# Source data
# # # # # # #
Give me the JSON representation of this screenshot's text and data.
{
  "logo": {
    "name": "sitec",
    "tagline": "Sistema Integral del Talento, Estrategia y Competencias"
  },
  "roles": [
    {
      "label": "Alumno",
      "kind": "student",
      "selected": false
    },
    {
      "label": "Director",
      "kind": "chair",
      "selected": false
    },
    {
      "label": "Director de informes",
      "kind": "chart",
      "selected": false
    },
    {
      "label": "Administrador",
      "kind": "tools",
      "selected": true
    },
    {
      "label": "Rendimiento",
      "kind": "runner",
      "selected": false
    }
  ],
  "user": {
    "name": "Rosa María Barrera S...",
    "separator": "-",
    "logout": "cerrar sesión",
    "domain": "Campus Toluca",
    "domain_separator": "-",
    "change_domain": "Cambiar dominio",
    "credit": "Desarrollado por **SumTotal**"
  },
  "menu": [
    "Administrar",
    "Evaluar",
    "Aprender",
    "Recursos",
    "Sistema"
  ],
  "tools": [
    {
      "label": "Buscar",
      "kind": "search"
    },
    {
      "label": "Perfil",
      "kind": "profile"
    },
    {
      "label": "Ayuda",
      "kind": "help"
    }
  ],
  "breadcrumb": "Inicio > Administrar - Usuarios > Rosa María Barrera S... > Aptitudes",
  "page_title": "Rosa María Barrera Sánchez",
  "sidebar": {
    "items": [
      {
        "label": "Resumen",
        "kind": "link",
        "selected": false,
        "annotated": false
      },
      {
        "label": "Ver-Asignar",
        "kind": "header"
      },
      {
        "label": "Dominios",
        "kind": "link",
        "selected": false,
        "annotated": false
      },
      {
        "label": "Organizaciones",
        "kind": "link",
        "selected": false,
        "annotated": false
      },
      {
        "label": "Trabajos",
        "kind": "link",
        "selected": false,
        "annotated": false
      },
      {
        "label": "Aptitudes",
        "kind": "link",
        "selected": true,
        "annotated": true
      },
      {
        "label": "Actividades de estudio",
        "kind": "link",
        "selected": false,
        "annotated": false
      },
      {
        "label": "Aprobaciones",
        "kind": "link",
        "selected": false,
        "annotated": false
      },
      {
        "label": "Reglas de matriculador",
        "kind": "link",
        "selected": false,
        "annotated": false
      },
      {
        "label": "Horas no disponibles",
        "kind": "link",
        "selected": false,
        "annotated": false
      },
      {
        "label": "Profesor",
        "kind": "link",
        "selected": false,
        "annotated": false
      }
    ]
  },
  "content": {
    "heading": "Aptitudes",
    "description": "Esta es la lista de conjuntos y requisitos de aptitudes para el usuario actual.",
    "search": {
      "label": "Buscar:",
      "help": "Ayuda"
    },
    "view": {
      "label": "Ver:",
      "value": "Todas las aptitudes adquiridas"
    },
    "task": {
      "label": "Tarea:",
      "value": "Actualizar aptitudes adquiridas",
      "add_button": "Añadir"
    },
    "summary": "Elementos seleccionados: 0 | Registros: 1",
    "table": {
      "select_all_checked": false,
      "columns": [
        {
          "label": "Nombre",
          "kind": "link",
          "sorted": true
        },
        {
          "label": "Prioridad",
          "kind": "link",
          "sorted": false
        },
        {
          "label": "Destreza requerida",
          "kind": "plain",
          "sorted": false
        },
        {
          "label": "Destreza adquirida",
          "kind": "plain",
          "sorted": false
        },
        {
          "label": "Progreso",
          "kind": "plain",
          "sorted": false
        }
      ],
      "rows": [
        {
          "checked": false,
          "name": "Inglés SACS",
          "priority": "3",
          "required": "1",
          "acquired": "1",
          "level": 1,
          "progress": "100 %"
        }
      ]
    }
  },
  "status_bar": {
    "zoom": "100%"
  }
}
# # # # # # #
# DIRECTIONS
Print every entry exactly as it appears.

# OUTPUT
Give me the JSON representation of this screenshot's text and data.
{
  "logo": {
    "name": "sitec",
    "tagline": "Sistema Integral del Talento, Estrategia y Competencias"
  },
  "roles": [
    {
      "label": "Alumno",
      "kind": "student",
      "selected": false
    },
    {
      "label": "Director",
      "kind": "chair",
      "selected": false
    },
    {
      "label": "Director de informes",
      "kind": "chart",
      "selected": false
    },
    {
      "label": "Administrador",
      "kind": "tools",
      "selected": true
    },
    {
      "label": "Rendimiento",
      "kind": "runner",
      "selected": false
    }
  ],
  "user": {
    "name": "Rosa María Barrera S...",
    "separator": "-",
    "logout": "cerrar sesión",
    "domain": "Campus Toluca",
    "domain_separator": "-",
    "change_domain": "Cambiar dominio",
    "credit": "Desarrollado por **SumTotal**"
  },
  "menu": [
    "Administrar",
    "Evaluar",
    "Aprender",
    "Recursos",
    "Sistema"
  ],
  "tools": [
    {
      "label": "Buscar",
      "kind": "search"
    },
    {
      "label": "Perfil",
      "kind": "profile"
    },
    {
      "label": "Ayuda",
      "kind": "help"
    }
  ],
  "breadcrumb": "Inicio > Administrar - Usuarios > Rosa María Barrera S... > Aptitudes",
  "page_title": "Rosa María Barrera Sánchez",
  "sidebar": {
    "items": [
      {
        "label": "Resumen",
        "kind": "link",
        "selected": false,
        "annotated": false
      },
      {
        "label": "Ver-Asignar",
        "kind": "header"
      },
      {
        "label": "Dominios",
        "kind": "link",
        "selected": false,
        "annotated": false
      },
      {
        "label": "Organizaciones",
        "kind": "link",
        "selected": false,
        "annotated": false
      },
      {
        "label": "Trabajos",
        "kind": "link",
        "selected": false,
        "annotated": false
      },
      {
        "label": "Aptitudes",
        "kind": "link",
        "selected": true,
        "annotated": true
      },
      {
        "label": "Actividades de estudio",
        "kind": "link",
        "selected": false,
        "annotated": false
      },
      {
        "label": "Aprobaciones",
        "kind": "link",
        "selected": false,
        "annotated": false
      },
      {
        "label": "Reglas de matriculador",
        "kind": "link",
        "selected": false,
        "annotated": false
      },
      {
        "label": "Horas no disponibles",
        "kind": "link",
        "selected": false,
        "annotated": false
      },
      {
        "label": "Profesor",
        "kind": "link",
        "selected": false,
        "annotated": false
      }
    ]
  },
  "content": {
    "heading": "Aptitudes",
    "description": "Esta es la lista de conjuntos y requisitos de aptitudes para el usuario actual.",
    "search": {
      "label": "Buscar:",
      "help": "Ayuda"
    },
    "view": {
      "label": "Ver:",
      "value": "Todas las aptitudes adquiridas"
    },
    "task": {
      "label": "Tarea:",
      "value": "Actualizar aptitudes adquiridas",
      "add_button": "Añadir"
    },
    "summary": "Elementos seleccionados: 0 | Registros: 1",
    "table": {
      "select_all_checked": false,
      "columns": [
        {
          "label": "Nombre",
          "kind": "link",
          "sorted": true
        },
        {
          "label": "Prioridad",
          "kind": "link",
          "sorted": false
        },
        {
          "label": "Destreza requerida",
          "kind": "plain",
          "sorted": false
        },
        {
          "label": "Destreza adquirida",
          "kind": "plain",
          "sorted": false
        },
        {
          "label": "Progreso",
          "kind": "plain",
          "sorted": false
        }
      ],
      "rows": [
        {
          "checked": false,
          "name": "Inglés SACS",
          "priority": "3",
          "required": "1",
          "acquired": "1",
          "level": 1,
          "progress": "100 %"
        }
      ]
    }
  },
  "status_bar": {
    "zoom": "100%"
  }
}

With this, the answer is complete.